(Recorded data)
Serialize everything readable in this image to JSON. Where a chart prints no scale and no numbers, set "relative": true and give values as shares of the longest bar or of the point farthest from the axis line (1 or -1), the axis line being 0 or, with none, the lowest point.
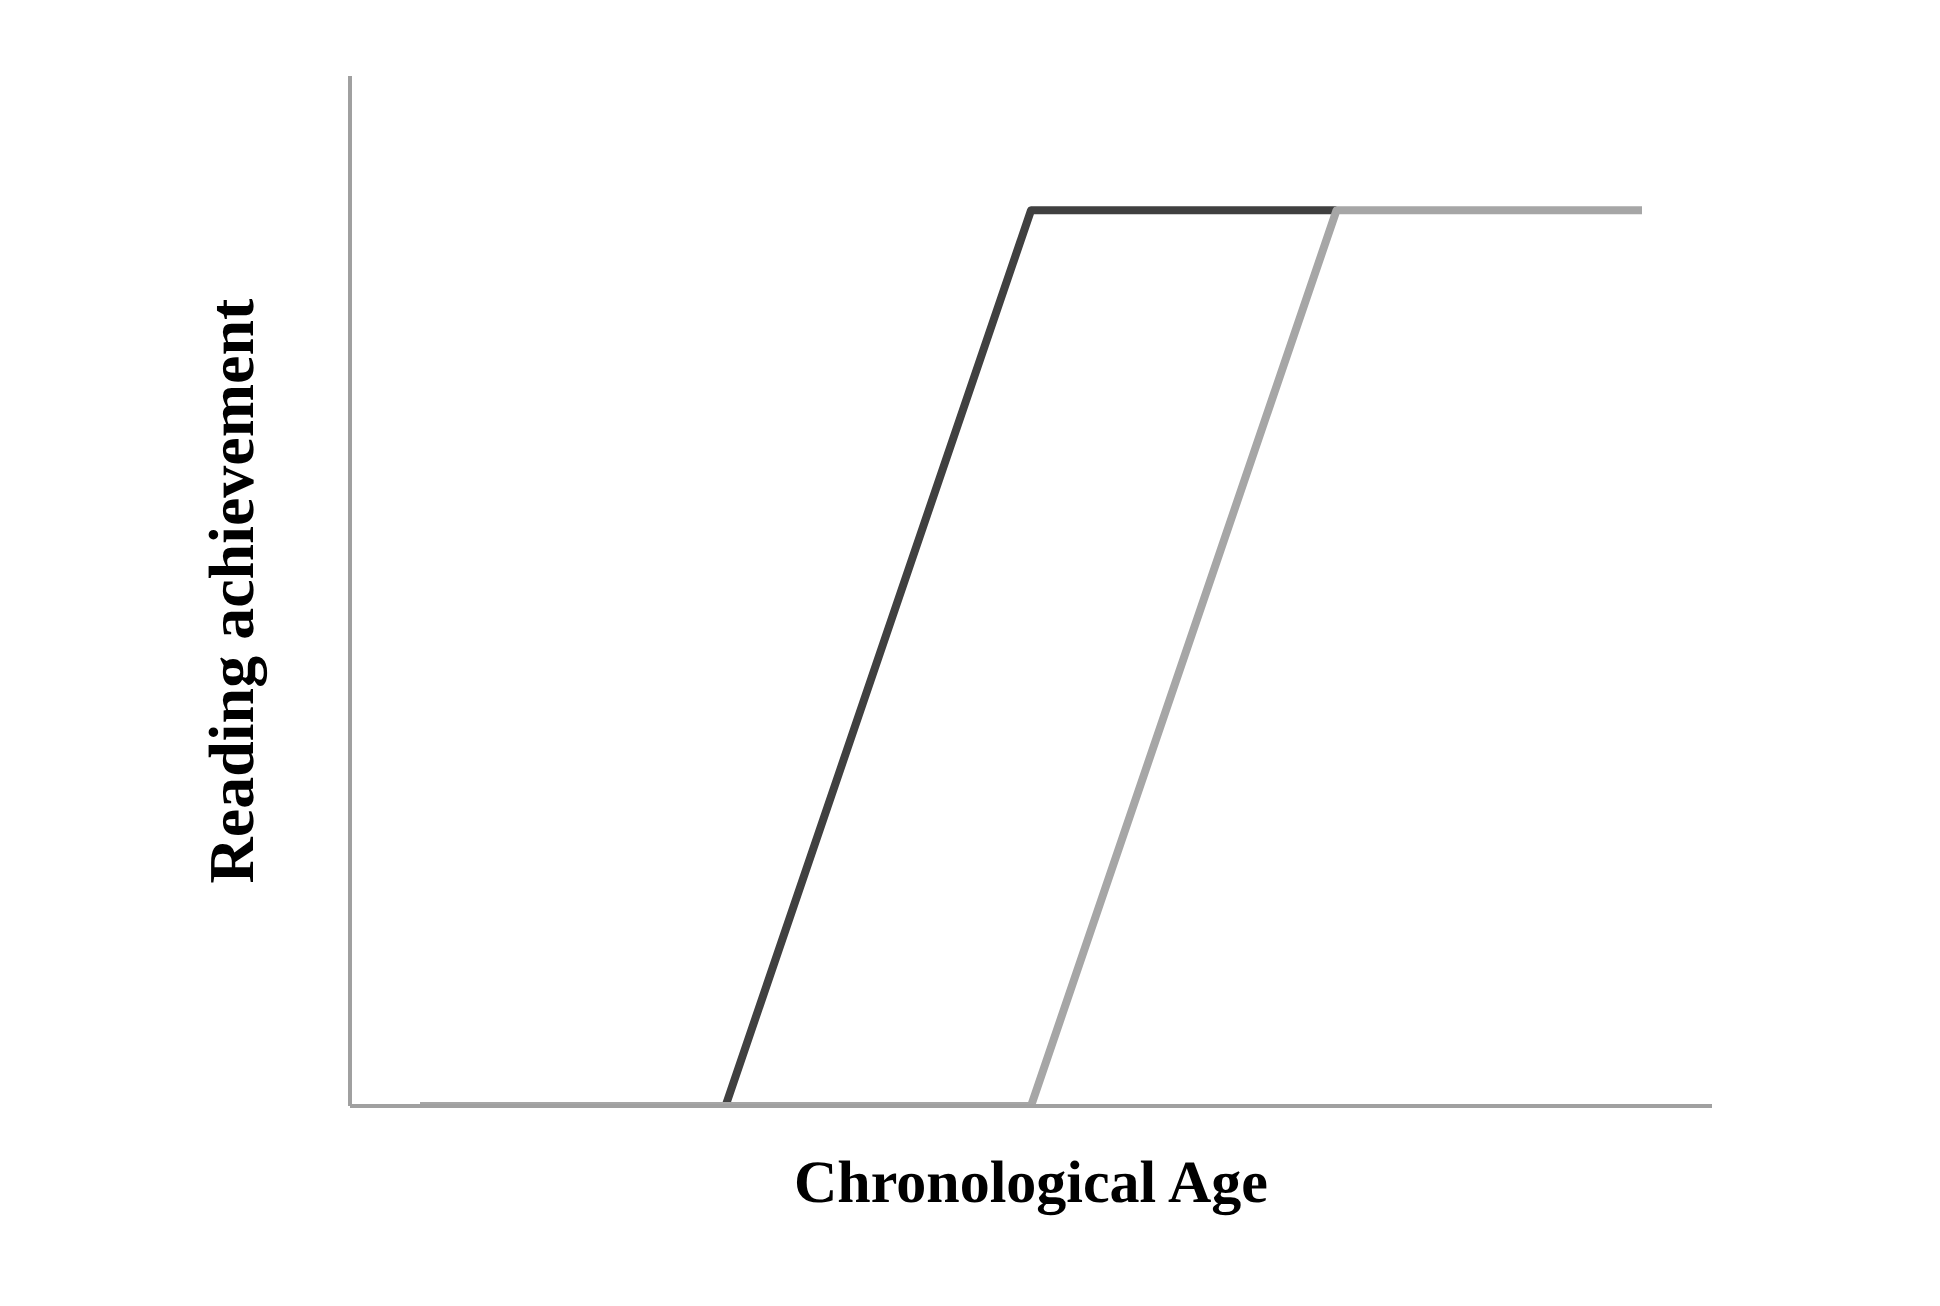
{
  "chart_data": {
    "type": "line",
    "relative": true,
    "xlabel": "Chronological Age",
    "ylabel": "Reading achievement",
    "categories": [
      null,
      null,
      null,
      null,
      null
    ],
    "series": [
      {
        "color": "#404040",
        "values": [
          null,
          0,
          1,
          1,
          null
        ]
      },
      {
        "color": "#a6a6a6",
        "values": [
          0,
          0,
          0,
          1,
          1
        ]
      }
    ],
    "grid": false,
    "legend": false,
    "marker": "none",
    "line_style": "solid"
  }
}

» **GIVEN REQUEST**
Without the pictures, restate each entry exactly.

» **SOLUTION TO THE EXERCISE**
Serialize everything readable in this image to JSON. Where a chart prints no scale and no numbers, set "relative": true and give values as shares of the longest bar or of the point farthest from the axis line (1 or -1), the axis line being 0 or, with none, the lowest point.
{
  "chart_data": {
    "type": "line",
    "relative": true,
    "xlabel": "Chronological Age",
    "ylabel": "Reading achievement",
    "categories": [
      null,
      null,
      null,
      null,
      null
    ],
    "series": [
      {
        "color": "#404040",
        "values": [
          null,
          0,
          1,
          1,
          null
        ]
      },
      {
        "color": "#a6a6a6",
        "values": [
          0,
          0,
          0,
          1,
          1
        ]
      }
    ],
    "grid": false,
    "legend": false,
    "marker": "none",
    "line_style": "solid"
  }
}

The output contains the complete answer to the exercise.